Input material —
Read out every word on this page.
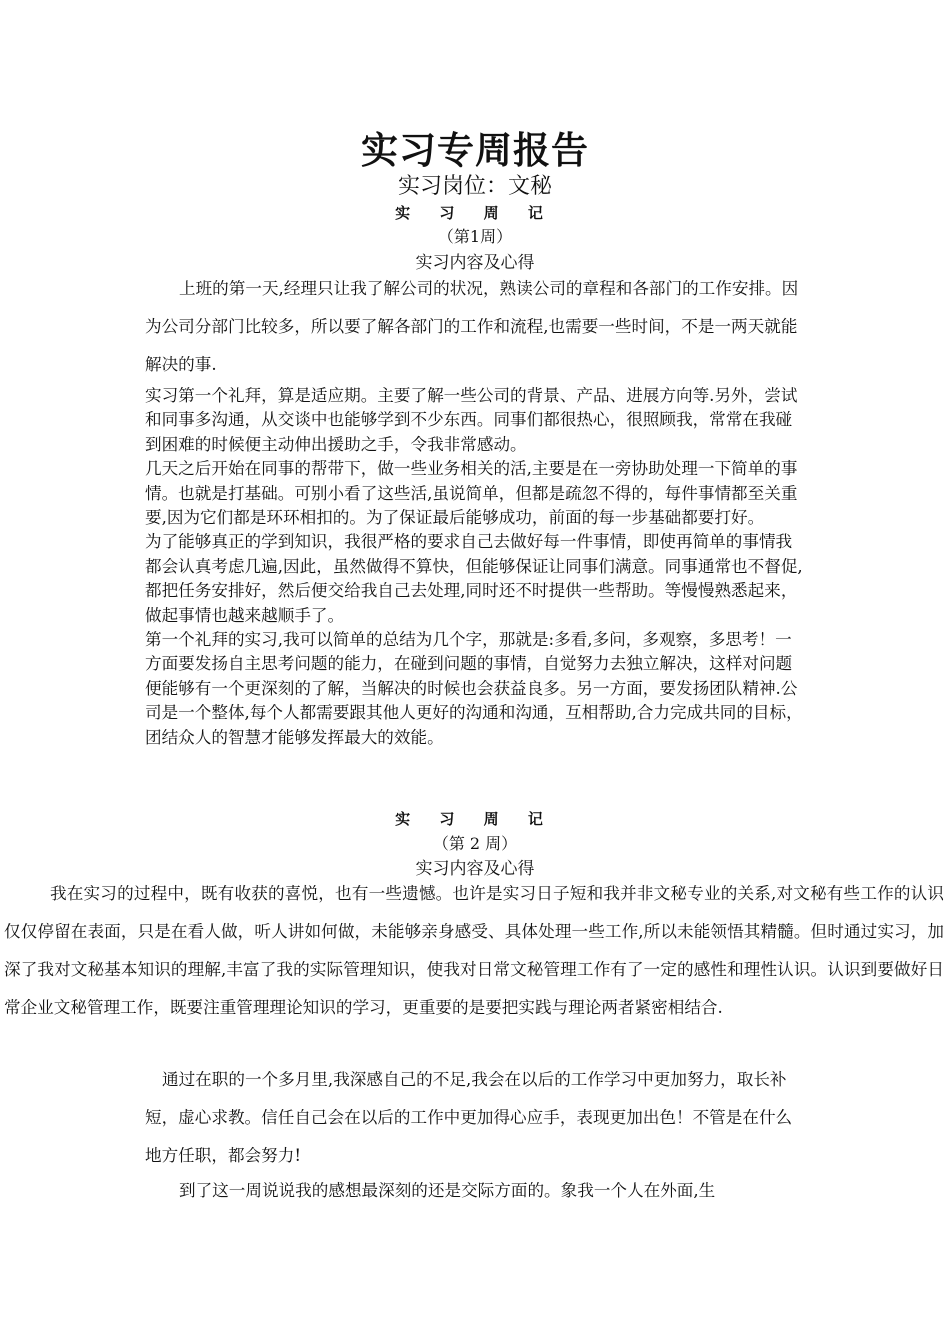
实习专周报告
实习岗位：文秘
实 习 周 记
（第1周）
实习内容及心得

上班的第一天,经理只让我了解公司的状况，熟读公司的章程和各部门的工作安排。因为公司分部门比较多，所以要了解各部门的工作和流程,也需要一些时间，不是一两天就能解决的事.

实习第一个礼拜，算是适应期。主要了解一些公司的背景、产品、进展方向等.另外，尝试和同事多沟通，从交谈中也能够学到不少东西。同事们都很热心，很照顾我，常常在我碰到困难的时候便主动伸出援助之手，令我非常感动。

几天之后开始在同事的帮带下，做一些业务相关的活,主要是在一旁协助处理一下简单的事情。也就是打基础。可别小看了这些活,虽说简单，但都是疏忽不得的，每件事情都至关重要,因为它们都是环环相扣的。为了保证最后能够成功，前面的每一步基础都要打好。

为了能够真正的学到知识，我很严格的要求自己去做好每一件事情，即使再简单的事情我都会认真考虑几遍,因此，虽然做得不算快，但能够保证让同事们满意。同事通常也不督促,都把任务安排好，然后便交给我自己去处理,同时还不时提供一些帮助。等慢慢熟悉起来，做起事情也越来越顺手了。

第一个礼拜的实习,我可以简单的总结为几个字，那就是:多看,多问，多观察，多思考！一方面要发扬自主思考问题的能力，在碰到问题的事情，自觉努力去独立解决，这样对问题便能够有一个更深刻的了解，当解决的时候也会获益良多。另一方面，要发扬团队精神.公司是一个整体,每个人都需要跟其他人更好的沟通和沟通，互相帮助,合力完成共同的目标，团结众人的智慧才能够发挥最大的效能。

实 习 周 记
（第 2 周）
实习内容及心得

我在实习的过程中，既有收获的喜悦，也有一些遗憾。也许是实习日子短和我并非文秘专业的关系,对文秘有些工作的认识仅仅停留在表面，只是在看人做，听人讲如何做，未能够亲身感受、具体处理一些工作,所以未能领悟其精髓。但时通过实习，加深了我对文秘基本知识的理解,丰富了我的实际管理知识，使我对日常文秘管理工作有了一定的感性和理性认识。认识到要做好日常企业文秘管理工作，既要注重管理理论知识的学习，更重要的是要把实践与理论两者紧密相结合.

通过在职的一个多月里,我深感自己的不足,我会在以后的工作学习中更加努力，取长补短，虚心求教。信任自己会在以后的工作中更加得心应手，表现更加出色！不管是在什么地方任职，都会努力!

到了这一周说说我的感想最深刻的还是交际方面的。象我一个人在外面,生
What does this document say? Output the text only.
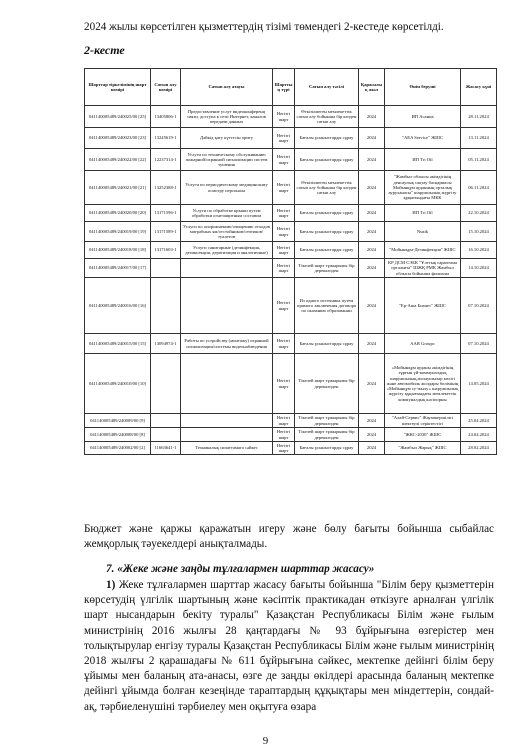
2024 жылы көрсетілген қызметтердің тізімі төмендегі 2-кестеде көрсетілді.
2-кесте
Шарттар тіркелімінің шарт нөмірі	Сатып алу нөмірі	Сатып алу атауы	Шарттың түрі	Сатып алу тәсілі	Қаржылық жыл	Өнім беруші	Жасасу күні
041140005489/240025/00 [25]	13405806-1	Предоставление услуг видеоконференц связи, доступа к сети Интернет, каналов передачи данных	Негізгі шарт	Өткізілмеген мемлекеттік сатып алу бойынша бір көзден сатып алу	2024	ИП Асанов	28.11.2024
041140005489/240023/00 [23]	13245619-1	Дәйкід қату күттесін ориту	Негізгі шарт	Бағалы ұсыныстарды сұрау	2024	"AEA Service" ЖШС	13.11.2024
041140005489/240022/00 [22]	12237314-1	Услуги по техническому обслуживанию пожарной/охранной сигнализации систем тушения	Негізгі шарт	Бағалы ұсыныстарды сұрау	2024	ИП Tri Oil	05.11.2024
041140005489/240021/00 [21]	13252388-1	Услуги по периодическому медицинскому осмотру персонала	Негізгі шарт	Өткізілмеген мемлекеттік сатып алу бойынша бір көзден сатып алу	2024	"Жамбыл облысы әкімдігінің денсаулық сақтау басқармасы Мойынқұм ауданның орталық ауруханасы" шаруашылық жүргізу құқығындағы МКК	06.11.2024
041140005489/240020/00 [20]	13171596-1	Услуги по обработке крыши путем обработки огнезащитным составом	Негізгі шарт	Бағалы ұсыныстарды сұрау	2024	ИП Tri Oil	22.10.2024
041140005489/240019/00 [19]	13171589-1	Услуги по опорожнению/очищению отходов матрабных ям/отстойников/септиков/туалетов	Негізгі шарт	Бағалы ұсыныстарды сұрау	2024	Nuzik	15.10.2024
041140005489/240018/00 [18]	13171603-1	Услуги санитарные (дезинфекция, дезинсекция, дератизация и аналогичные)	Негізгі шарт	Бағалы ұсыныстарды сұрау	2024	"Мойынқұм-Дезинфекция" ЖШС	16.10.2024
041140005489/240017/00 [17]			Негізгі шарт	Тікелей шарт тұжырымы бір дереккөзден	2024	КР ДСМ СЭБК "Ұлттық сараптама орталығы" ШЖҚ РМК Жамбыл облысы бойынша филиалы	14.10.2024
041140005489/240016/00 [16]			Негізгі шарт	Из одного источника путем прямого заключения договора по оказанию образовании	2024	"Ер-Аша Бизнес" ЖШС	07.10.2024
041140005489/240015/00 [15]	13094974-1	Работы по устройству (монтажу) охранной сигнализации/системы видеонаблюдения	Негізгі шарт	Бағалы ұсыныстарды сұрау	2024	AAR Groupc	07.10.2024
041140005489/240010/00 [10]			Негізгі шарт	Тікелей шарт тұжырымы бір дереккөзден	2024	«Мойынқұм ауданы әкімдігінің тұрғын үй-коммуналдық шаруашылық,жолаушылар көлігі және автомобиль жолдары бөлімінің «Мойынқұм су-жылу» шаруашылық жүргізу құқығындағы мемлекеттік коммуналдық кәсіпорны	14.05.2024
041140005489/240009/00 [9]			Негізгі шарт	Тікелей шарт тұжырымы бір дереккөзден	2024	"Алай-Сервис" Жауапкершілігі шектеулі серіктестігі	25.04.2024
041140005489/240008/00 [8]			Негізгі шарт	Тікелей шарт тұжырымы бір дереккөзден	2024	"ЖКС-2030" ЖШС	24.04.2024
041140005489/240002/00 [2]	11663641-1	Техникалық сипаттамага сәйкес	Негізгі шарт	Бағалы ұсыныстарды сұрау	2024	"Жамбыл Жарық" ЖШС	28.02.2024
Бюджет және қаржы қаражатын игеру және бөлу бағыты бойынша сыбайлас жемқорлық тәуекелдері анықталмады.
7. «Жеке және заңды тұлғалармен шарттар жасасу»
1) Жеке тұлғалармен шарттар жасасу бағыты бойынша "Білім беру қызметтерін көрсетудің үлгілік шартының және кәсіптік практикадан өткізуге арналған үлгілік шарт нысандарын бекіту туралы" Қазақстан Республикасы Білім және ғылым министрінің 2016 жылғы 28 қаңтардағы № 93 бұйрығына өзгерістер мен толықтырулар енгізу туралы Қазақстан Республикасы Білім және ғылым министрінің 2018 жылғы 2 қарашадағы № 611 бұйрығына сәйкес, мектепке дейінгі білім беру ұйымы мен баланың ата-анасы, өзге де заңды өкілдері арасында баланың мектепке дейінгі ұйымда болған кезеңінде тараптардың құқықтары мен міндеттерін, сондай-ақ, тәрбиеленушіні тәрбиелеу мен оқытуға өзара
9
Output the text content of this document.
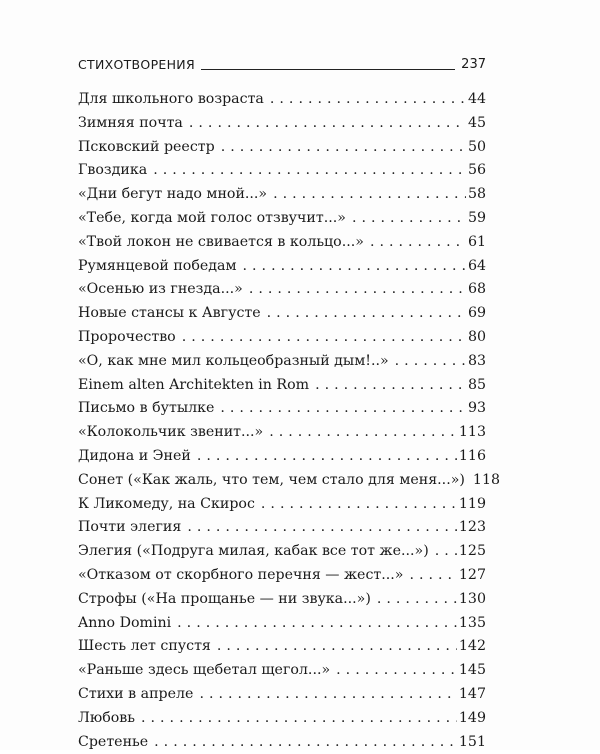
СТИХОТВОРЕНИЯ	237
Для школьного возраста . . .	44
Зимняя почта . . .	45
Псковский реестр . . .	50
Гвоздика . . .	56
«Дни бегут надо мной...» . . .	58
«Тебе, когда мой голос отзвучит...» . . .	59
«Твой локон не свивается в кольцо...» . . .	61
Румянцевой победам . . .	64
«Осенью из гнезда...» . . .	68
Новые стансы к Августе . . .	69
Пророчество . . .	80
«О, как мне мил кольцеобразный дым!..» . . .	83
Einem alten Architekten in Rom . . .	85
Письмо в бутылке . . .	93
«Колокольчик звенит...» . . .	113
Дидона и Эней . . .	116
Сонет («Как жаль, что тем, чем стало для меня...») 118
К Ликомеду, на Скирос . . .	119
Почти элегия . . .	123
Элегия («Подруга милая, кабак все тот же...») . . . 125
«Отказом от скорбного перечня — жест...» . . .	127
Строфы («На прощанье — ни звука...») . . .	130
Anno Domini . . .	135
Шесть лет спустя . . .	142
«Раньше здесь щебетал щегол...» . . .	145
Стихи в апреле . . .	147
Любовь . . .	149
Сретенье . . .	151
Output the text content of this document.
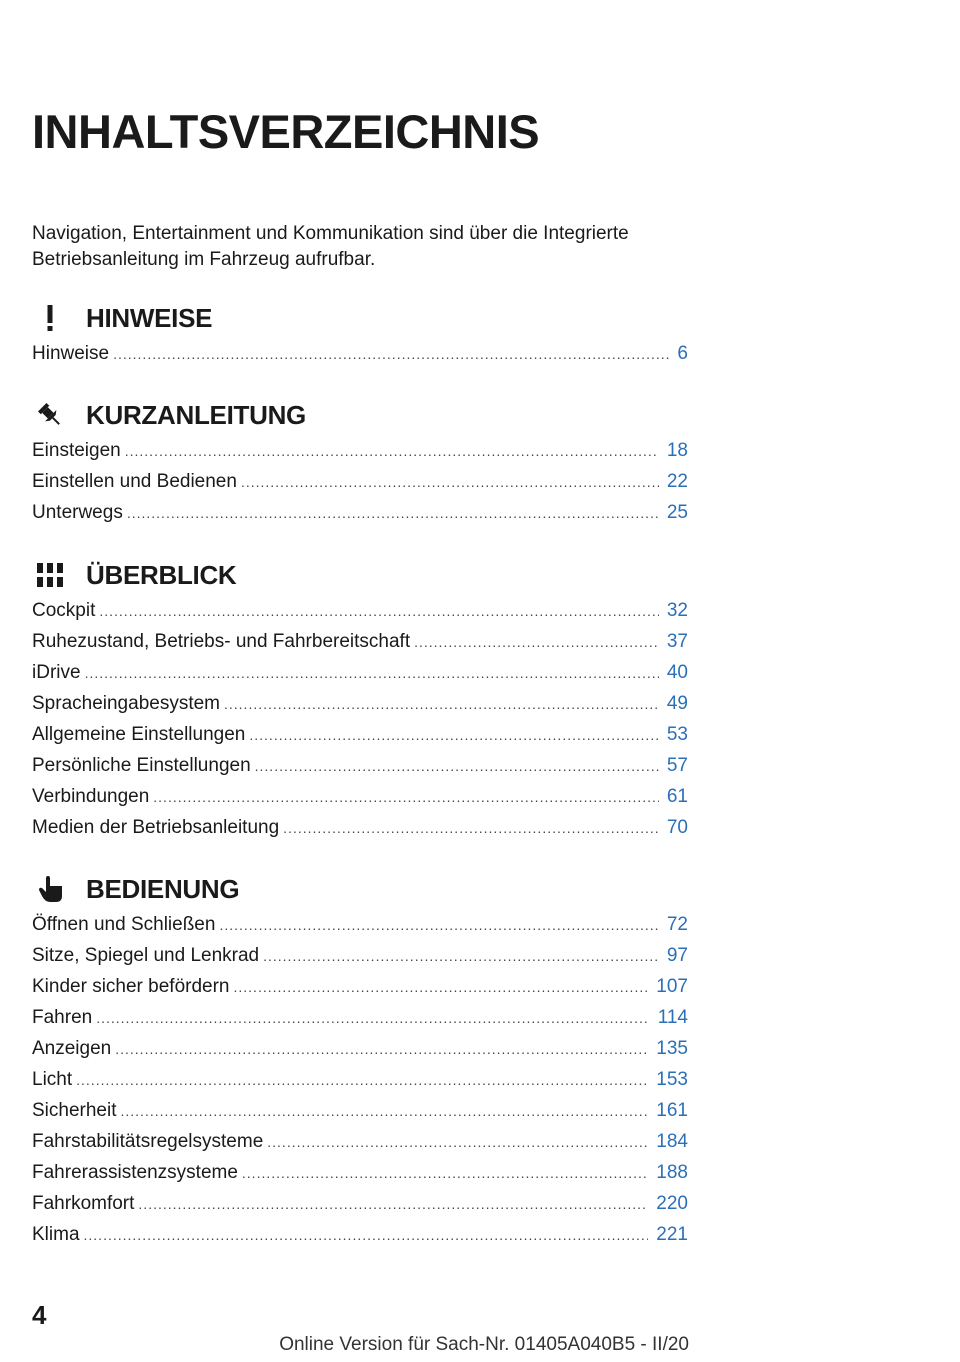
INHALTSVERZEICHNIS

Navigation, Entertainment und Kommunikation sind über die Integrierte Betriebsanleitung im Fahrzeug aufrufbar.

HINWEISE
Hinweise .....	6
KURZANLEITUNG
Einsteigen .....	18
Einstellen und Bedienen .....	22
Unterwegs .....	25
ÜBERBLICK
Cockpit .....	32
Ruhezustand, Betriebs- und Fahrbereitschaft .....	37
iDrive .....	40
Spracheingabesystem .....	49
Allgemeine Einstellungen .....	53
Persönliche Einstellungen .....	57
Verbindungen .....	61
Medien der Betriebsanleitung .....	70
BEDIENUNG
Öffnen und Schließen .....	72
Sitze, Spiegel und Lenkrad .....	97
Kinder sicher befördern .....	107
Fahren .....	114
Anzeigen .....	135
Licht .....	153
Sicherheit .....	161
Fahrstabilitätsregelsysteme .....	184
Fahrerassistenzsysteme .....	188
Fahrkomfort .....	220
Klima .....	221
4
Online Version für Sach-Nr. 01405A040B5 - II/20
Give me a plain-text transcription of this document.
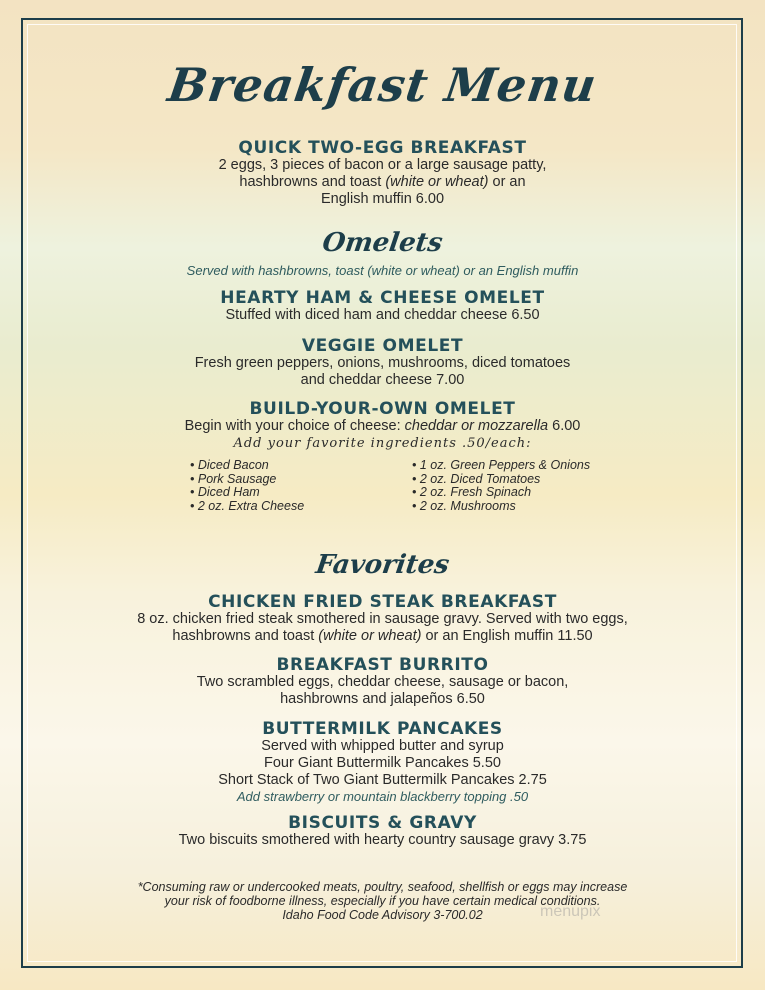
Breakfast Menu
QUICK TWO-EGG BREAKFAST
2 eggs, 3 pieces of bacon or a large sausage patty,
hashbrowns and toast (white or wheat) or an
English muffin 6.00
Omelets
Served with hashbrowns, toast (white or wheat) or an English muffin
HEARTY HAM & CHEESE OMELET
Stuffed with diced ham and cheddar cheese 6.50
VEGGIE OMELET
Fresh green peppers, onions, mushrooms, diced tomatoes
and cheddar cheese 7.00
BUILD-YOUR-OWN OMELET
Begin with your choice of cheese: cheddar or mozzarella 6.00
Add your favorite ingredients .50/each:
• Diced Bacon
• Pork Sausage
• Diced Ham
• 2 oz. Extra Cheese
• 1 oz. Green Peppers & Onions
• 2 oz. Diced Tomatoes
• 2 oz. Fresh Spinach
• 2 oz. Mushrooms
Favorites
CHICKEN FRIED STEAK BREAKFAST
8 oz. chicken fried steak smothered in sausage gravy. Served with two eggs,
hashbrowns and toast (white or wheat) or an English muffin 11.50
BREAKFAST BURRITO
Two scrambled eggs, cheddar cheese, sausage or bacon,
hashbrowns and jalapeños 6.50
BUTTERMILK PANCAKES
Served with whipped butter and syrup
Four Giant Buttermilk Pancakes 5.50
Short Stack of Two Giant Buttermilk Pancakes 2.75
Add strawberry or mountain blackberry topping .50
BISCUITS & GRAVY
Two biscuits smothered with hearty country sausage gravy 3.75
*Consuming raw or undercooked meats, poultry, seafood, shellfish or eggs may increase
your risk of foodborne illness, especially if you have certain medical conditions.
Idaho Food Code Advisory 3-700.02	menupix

Aim of the task — Using the records above, gather all lines where the string "cheddar" is present.

Solution to the problem —
Stuffed with diced ham and cheddar cheese 6.50
and cheddar cheese 7.00
Begin with your choice of cheese: cheddar or mozzarella 6.00
Two scrambled eggs, cheddar cheese, sausage or bacon,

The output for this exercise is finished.